→ Task description: Transcribe the listing below word for word.

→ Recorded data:

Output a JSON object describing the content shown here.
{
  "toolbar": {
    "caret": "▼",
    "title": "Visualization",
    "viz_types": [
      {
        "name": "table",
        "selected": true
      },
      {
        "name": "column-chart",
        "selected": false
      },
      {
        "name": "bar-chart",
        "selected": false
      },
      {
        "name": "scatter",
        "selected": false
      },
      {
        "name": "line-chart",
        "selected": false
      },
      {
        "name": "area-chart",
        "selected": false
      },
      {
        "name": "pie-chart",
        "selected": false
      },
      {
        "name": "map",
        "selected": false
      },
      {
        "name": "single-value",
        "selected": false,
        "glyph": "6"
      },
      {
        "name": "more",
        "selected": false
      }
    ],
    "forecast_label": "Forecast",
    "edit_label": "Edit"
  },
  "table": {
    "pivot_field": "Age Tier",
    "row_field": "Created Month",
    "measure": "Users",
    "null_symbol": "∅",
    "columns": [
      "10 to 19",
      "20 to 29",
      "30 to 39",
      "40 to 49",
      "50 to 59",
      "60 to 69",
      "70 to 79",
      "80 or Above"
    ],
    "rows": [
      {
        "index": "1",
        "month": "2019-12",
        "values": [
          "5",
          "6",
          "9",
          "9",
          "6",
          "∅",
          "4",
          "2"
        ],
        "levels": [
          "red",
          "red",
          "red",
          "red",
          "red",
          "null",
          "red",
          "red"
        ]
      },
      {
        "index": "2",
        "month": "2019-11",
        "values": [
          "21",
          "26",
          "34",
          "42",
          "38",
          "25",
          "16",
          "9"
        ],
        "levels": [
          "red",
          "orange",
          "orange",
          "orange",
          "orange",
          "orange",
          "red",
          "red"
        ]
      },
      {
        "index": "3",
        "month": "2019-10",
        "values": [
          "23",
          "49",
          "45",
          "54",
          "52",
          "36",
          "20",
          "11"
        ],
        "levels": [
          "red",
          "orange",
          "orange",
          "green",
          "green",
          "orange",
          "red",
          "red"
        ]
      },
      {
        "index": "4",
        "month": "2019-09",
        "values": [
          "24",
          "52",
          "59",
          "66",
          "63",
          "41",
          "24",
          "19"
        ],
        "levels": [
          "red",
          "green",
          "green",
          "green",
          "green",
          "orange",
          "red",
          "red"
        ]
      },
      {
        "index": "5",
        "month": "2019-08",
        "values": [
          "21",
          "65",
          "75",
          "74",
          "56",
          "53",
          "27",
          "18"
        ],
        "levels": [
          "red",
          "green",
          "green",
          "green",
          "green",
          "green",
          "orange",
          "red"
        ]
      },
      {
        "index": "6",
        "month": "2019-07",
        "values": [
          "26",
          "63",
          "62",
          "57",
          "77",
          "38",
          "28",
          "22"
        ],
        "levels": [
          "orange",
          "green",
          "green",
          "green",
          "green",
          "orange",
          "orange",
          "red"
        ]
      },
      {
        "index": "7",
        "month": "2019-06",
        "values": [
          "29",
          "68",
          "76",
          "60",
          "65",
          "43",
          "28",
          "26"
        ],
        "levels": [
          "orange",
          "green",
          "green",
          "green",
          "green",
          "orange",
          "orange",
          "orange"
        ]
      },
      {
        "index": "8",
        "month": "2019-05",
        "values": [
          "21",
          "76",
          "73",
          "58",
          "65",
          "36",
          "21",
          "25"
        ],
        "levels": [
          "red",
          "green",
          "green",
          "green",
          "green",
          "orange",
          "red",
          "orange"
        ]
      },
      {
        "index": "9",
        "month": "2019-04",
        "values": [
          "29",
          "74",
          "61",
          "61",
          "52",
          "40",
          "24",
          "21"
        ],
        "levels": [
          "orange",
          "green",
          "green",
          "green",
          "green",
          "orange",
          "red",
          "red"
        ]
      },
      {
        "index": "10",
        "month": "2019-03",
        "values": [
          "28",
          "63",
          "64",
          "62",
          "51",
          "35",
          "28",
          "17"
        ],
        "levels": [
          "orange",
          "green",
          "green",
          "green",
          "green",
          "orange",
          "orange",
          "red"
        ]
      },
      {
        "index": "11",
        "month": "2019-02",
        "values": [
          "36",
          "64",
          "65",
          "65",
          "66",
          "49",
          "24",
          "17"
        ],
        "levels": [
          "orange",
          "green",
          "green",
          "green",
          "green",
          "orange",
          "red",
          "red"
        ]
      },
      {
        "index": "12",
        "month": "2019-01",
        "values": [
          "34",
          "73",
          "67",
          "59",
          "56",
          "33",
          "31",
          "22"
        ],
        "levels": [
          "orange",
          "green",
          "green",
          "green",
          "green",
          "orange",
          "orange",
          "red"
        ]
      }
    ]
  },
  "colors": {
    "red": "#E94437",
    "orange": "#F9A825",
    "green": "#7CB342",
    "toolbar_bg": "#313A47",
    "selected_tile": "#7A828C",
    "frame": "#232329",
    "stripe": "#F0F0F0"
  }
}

→ Reply to the exercise:
Output a JSON object describing the content shown here.
{
  "toolbar": {
    "caret": "▼",
    "title": "Visualization",
    "viz_types": [
      {
        "name": "table",
        "selected": true
      },
      {
        "name": "column-chart",
        "selected": false
      },
      {
        "name": "bar-chart",
        "selected": false
      },
      {
        "name": "scatter",
        "selected": false
      },
      {
        "name": "line-chart",
        "selected": false
      },
      {
        "name": "area-chart",
        "selected": false
      },
      {
        "name": "pie-chart",
        "selected": false
      },
      {
        "name": "map",
        "selected": false
      },
      {
        "name": "single-value",
        "selected": false,
        "glyph": "6"
      },
      {
        "name": "more",
        "selected": false
      }
    ],
    "forecast_label": "Forecast",
    "edit_label": "Edit"
  },
  "table": {
    "pivot_field": "Age Tier",
    "row_field": "Created Month",
    "measure": "Users",
    "null_symbol": "∅",
    "columns": [
      "10 to 19",
      "20 to 29",
      "30 to 39",
      "40 to 49",
      "50 to 59",
      "60 to 69",
      "70 to 79",
      "80 or Above"
    ],
    "rows": [
      {
        "index": "1",
        "month": "2019-12",
        "values": [
          "5",
          "6",
          "9",
          "9",
          "6",
          "∅",
          "4",
          "2"
        ],
        "levels": [
          "red",
          "red",
          "red",
          "red",
          "red",
          "null",
          "red",
          "red"
        ]
      },
      {
        "index": "2",
        "month": "2019-11",
        "values": [
          "21",
          "26",
          "34",
          "42",
          "38",
          "25",
          "16",
          "9"
        ],
        "levels": [
          "red",
          "orange",
          "orange",
          "orange",
          "orange",
          "orange",
          "red",
          "red"
        ]
      },
      {
        "index": "3",
        "month": "2019-10",
        "values": [
          "23",
          "49",
          "45",
          "54",
          "52",
          "36",
          "20",
          "11"
        ],
        "levels": [
          "red",
          "orange",
          "orange",
          "green",
          "green",
          "orange",
          "red",
          "red"
        ]
      },
      {
        "index": "4",
        "month": "2019-09",
        "values": [
          "24",
          "52",
          "59",
          "66",
          "63",
          "41",
          "24",
          "19"
        ],
        "levels": [
          "red",
          "green",
          "green",
          "green",
          "green",
          "orange",
          "red",
          "red"
        ]
      },
      {
        "index": "5",
        "month": "2019-08",
        "values": [
          "21",
          "65",
          "75",
          "74",
          "56",
          "53",
          "27",
          "18"
        ],
        "levels": [
          "red",
          "green",
          "green",
          "green",
          "green",
          "green",
          "orange",
          "red"
        ]
      },
      {
        "index": "6",
        "month": "2019-07",
        "values": [
          "26",
          "63",
          "62",
          "57",
          "77",
          "38",
          "28",
          "22"
        ],
        "levels": [
          "orange",
          "green",
          "green",
          "green",
          "green",
          "orange",
          "orange",
          "red"
        ]
      },
      {
        "index": "7",
        "month": "2019-06",
        "values": [
          "29",
          "68",
          "76",
          "60",
          "65",
          "43",
          "28",
          "26"
        ],
        "levels": [
          "orange",
          "green",
          "green",
          "green",
          "green",
          "orange",
          "orange",
          "orange"
        ]
      },
      {
        "index": "8",
        "month": "2019-05",
        "values": [
          "21",
          "76",
          "73",
          "58",
          "65",
          "36",
          "21",
          "25"
        ],
        "levels": [
          "red",
          "green",
          "green",
          "green",
          "green",
          "orange",
          "red",
          "orange"
        ]
      },
      {
        "index": "9",
        "month": "2019-04",
        "values": [
          "29",
          "74",
          "61",
          "61",
          "52",
          "40",
          "24",
          "21"
        ],
        "levels": [
          "orange",
          "green",
          "green",
          "green",
          "green",
          "orange",
          "red",
          "red"
        ]
      },
      {
        "index": "10",
        "month": "2019-03",
        "values": [
          "28",
          "63",
          "64",
          "62",
          "51",
          "35",
          "28",
          "17"
        ],
        "levels": [
          "orange",
          "green",
          "green",
          "green",
          "green",
          "orange",
          "orange",
          "red"
        ]
      },
      {
        "index": "11",
        "month": "2019-02",
        "values": [
          "36",
          "64",
          "65",
          "65",
          "66",
          "49",
          "24",
          "17"
        ],
        "levels": [
          "orange",
          "green",
          "green",
          "green",
          "green",
          "orange",
          "red",
          "red"
        ]
      },
      {
        "index": "12",
        "month": "2019-01",
        "values": [
          "34",
          "73",
          "67",
          "59",
          "56",
          "33",
          "31",
          "22"
        ],
        "levels": [
          "orange",
          "green",
          "green",
          "green",
          "green",
          "orange",
          "orange",
          "red"
        ]
      }
    ]
  },
  "colors": {
    "red": "#E94437",
    "orange": "#F9A825",
    "green": "#7CB342",
    "toolbar_bg": "#313A47",
    "selected_tile": "#7A828C",
    "frame": "#232329",
    "stripe": "#F0F0F0"
  }
}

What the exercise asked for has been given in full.